*AIM*: Without including any images, repeat the data exactly.

>> START

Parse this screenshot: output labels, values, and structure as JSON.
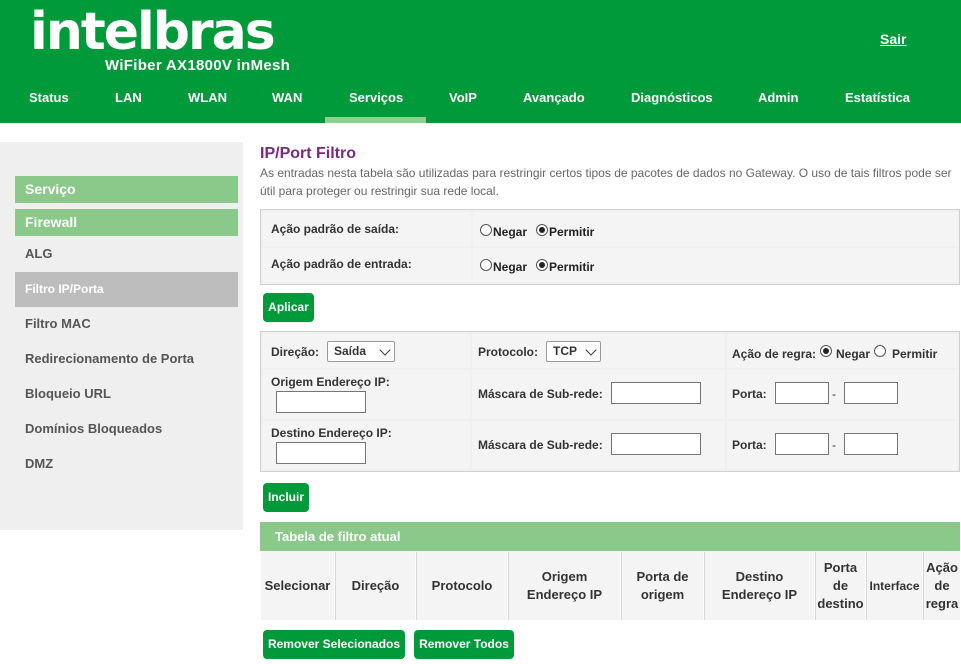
{
  "header": {
    "logo": "intelbras",
    "model": "WiFiber AX1800V inMesh",
    "logout": "Sair",
    "nav": [
      "Status",
      "LAN",
      "WLAN",
      "WAN",
      "Serviços",
      "VoIP",
      "Avançado",
      "Diagnósticos",
      "Admin",
      "Estatística"
    ],
    "active_nav": "Serviços"
  },
  "sidebar": {
    "section": "Serviço",
    "subsection": "Firewall",
    "items": [
      "ALG",
      "Filtro IP/Porta",
      "Filtro MAC",
      "Redirecionamento de Porta",
      "Bloqueio URL",
      "Domínios Bloqueados",
      "DMZ"
    ],
    "active_item": "Filtro IP/Porta"
  },
  "main": {
    "title": "IP/Port Filtro",
    "description": "As entradas nesta tabela são utilizadas para restringir certos tipos de pacotes de dados no Gateway. O uso de tais filtros pode ser útil para proteger ou restringir sua rede local.",
    "default_actions": {
      "outgoing_label": "Ação padrão de saída:",
      "incoming_label": "Ação padrão de entrada:",
      "deny": "Negar",
      "allow": "Permitir",
      "outgoing_value": "Permitir",
      "incoming_value": "Permitir"
    },
    "apply_button": "Aplicar",
    "rule_form": {
      "direction_label": "Direção:",
      "direction_value": "Saída",
      "protocol_label": "Protocolo:",
      "protocol_value": "TCP",
      "rule_action_label": "Ação de regra:",
      "deny": "Negar",
      "allow": "Permitir",
      "rule_action_value": "Negar",
      "src_ip_label": "Origem Endereço IP:",
      "dst_ip_label": "Destino Endereço IP:",
      "mask_label": "Máscara de Sub-rede:",
      "port_label": "Porta:",
      "range_sep": "-",
      "src_ip": "",
      "src_mask": "",
      "src_port_from": "",
      "src_port_to": "",
      "dst_ip": "",
      "dst_mask": "",
      "dst_port_from": "",
      "dst_port_to": ""
    },
    "add_button": "Incluir",
    "table": {
      "title": "Tabela de filtro atual",
      "columns": [
        "Selecionar",
        "Direção",
        "Protocolo",
        "Origem Endereço IP",
        "Porta de origem",
        "Destino Endereço IP",
        "Porta de destino",
        "Interface",
        "Ação de regra"
      ],
      "rows": []
    },
    "remove_selected_button": "Remover Selecionados",
    "remove_all_button": "Remover Todos"
  },
  "colors": {
    "brand_green": "#009a3a",
    "light_green": "#8bc98a",
    "title_purple": "#7a2a7a"
  }
}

>> END

*EXPECTED OUTPUT*:
Parse this screenshot: output labels, values, and structure as JSON.
{
  "header": {
    "logo": "intelbras",
    "model": "WiFiber AX1800V inMesh",
    "logout": "Sair",
    "nav": [
      "Status",
      "LAN",
      "WLAN",
      "WAN",
      "Serviços",
      "VoIP",
      "Avançado",
      "Diagnósticos",
      "Admin",
      "Estatística"
    ],
    "active_nav": "Serviços"
  },
  "sidebar": {
    "section": "Serviço",
    "subsection": "Firewall",
    "items": [
      "ALG",
      "Filtro IP/Porta",
      "Filtro MAC",
      "Redirecionamento de Porta",
      "Bloqueio URL",
      "Domínios Bloqueados",
      "DMZ"
    ],
    "active_item": "Filtro IP/Porta"
  },
  "main": {
    "title": "IP/Port Filtro",
    "description": "As entradas nesta tabela são utilizadas para restringir certos tipos de pacotes de dados no Gateway. O uso de tais filtros pode ser útil para proteger ou restringir sua rede local.",
    "default_actions": {
      "outgoing_label": "Ação padrão de saída:",
      "incoming_label": "Ação padrão de entrada:",
      "deny": "Negar",
      "allow": "Permitir",
      "outgoing_value": "Permitir",
      "incoming_value": "Permitir"
    },
    "apply_button": "Aplicar",
    "rule_form": {
      "direction_label": "Direção:",
      "direction_value": "Saída",
      "protocol_label": "Protocolo:",
      "protocol_value": "TCP",
      "rule_action_label": "Ação de regra:",
      "deny": "Negar",
      "allow": "Permitir",
      "rule_action_value": "Negar",
      "src_ip_label": "Origem Endereço IP:",
      "dst_ip_label": "Destino Endereço IP:",
      "mask_label": "Máscara de Sub-rede:",
      "port_label": "Porta:",
      "range_sep": "-",
      "src_ip": "",
      "src_mask": "",
      "src_port_from": "",
      "src_port_to": "",
      "dst_ip": "",
      "dst_mask": "",
      "dst_port_from": "",
      "dst_port_to": ""
    },
    "add_button": "Incluir",
    "table": {
      "title": "Tabela de filtro atual",
      "columns": [
        "Selecionar",
        "Direção",
        "Protocolo",
        "Origem Endereço IP",
        "Porta de origem",
        "Destino Endereço IP",
        "Porta de destino",
        "Interface",
        "Ação de regra"
      ],
      "rows": []
    },
    "remove_selected_button": "Remover Selecionados",
    "remove_all_button": "Remover Todos"
  },
  "colors": {
    "brand_green": "#009a3a",
    "light_green": "#8bc98a",
    "title_purple": "#7a2a7a"
  }
}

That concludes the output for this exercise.